**Exercise requirements**
Leave out the pictures and copy everything else in the entries exactly.

**Material shown**
• • • •
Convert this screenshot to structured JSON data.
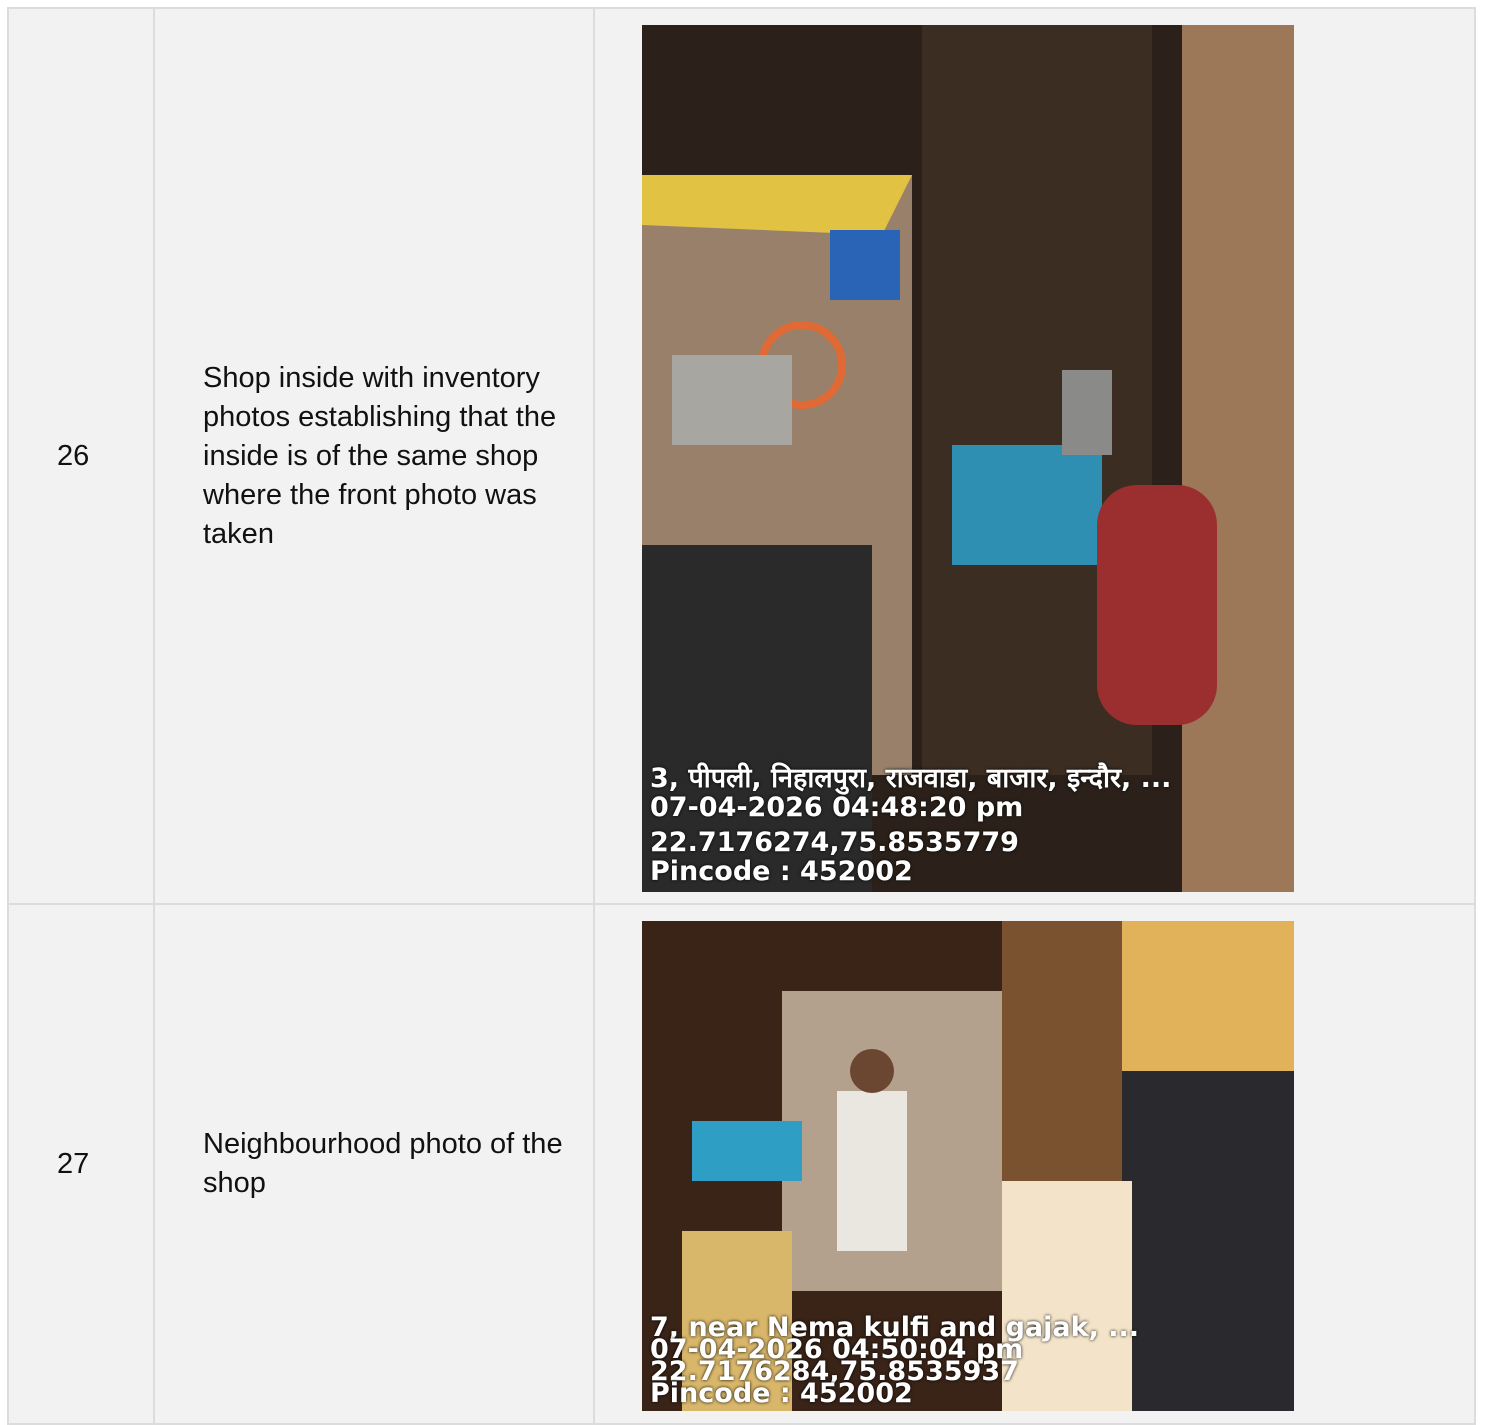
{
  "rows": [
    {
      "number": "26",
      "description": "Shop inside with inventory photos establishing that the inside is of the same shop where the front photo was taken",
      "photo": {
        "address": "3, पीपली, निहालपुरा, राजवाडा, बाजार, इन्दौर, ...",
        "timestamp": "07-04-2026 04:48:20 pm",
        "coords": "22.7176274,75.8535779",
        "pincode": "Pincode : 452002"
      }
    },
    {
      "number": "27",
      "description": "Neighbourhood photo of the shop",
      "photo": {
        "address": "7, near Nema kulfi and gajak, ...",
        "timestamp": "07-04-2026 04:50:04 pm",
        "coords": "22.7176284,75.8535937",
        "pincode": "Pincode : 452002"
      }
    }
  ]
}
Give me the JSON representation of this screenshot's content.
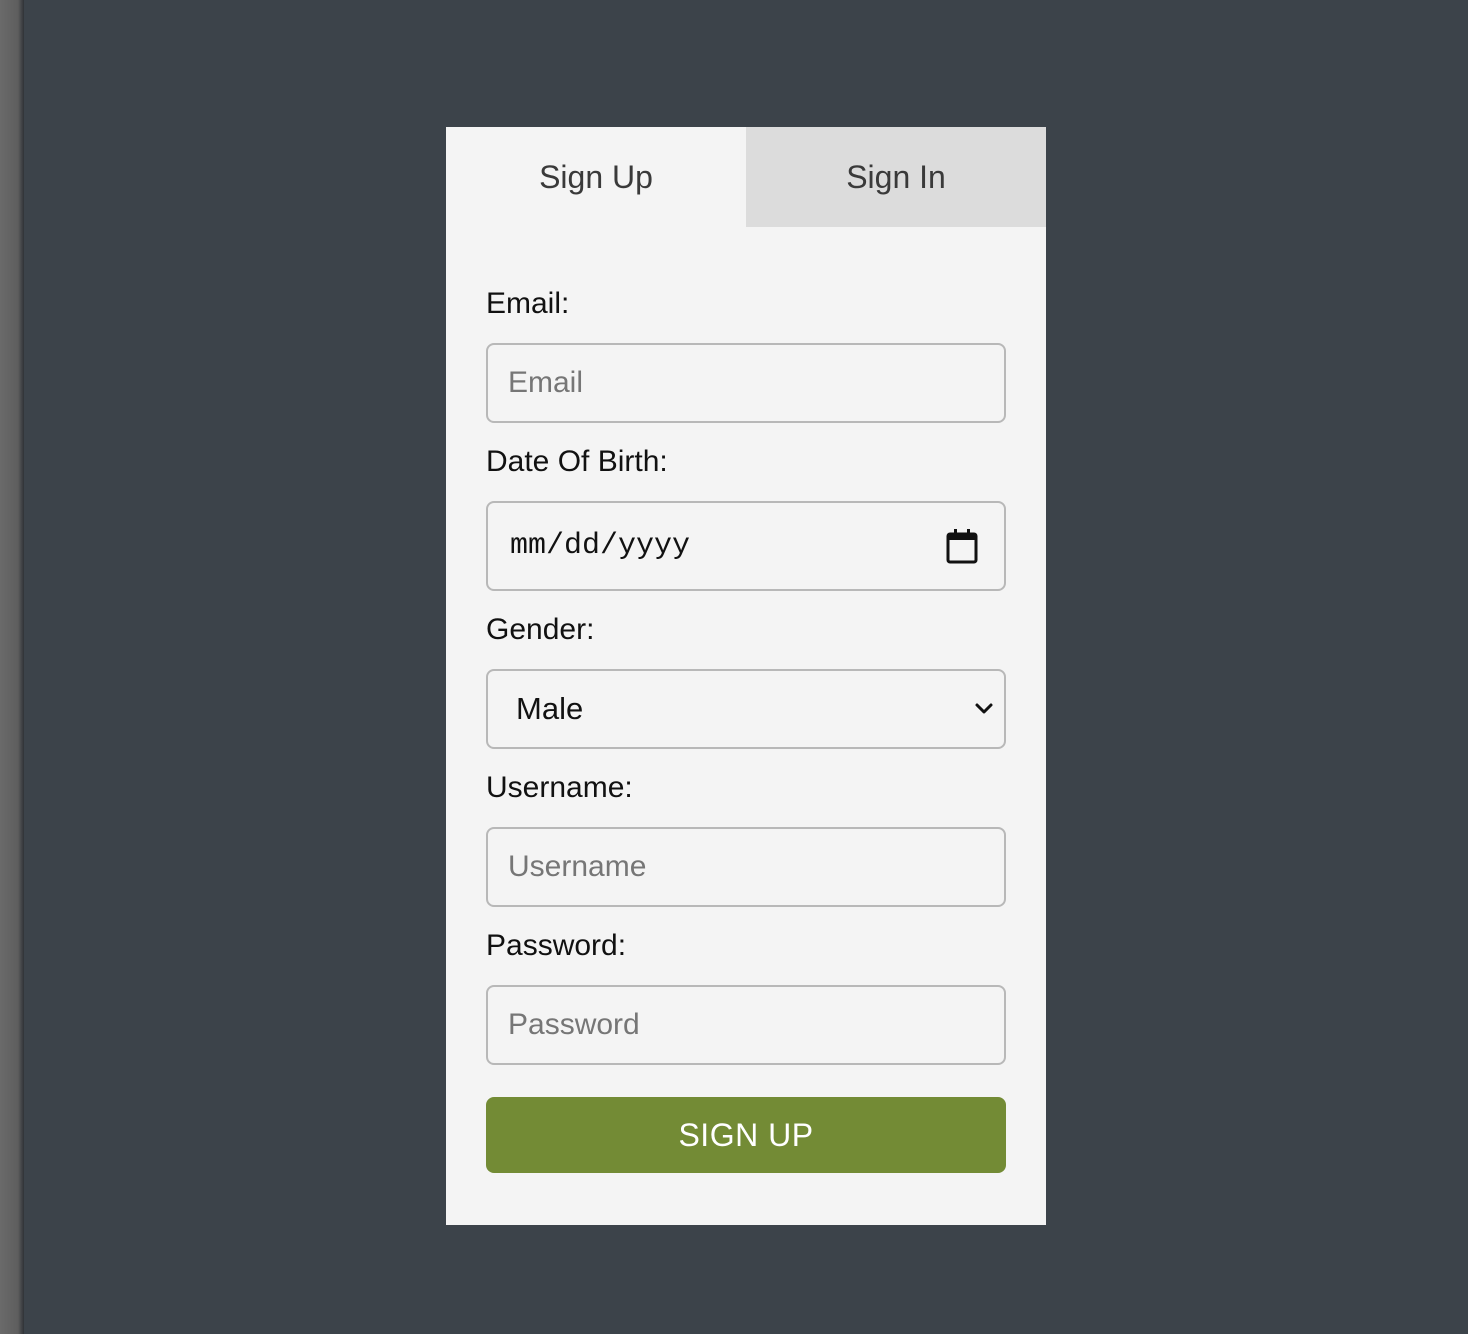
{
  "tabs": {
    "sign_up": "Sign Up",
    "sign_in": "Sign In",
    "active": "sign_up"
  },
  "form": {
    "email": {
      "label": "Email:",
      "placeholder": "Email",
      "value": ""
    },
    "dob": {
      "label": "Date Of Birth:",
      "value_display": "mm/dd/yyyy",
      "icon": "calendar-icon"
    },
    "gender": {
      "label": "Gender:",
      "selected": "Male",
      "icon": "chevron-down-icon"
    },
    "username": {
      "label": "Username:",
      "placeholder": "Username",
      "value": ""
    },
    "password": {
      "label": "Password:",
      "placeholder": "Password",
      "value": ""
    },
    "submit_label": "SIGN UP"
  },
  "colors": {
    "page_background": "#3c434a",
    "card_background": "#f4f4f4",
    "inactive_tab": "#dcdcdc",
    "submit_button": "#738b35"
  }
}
• • • •
**Written answer**
Convert this screenshot to structured JSON data.
{
  "rows": [
    {
      "number": "26",
      "description": "Shop inside with inventory photos establishing that the inside is of the same shop where the front photo was taken",
      "photo": {
        "address": "3, पीपली, निहालपुरा, राजवाडा, बाजार, इन्दौर, ...",
        "timestamp": "07-04-2026 04:48:20 pm",
        "coords": "22.7176274,75.8535779",
        "pincode": "Pincode : 452002"
      }
    },
    {
      "number": "27",
      "description": "Neighbourhood photo of the shop",
      "photo": {
        "address": "7, near Nema kulfi and gajak, ...",
        "timestamp": "07-04-2026 04:50:04 pm",
        "coords": "22.7176284,75.8535937",
        "pincode": "Pincode : 452002"
      }
    }
  ]
}
Give me the JSON representation of this screenshot's content.
{
  "tabs": {
    "sign_up": "Sign Up",
    "sign_in": "Sign In",
    "active": "sign_up"
  },
  "form": {
    "email": {
      "label": "Email:",
      "placeholder": "Email",
      "value": ""
    },
    "dob": {
      "label": "Date Of Birth:",
      "value_display": "mm/dd/yyyy",
      "icon": "calendar-icon"
    },
    "gender": {
      "label": "Gender:",
      "selected": "Male",
      "icon": "chevron-down-icon"
    },
    "username": {
      "label": "Username:",
      "placeholder": "Username",
      "value": ""
    },
    "password": {
      "label": "Password:",
      "placeholder": "Password",
      "value": ""
    },
    "submit_label": "SIGN UP"
  },
  "colors": {
    "page_background": "#3c434a",
    "card_background": "#f4f4f4",
    "inactive_tab": "#dcdcdc",
    "submit_button": "#738b35"
  }
}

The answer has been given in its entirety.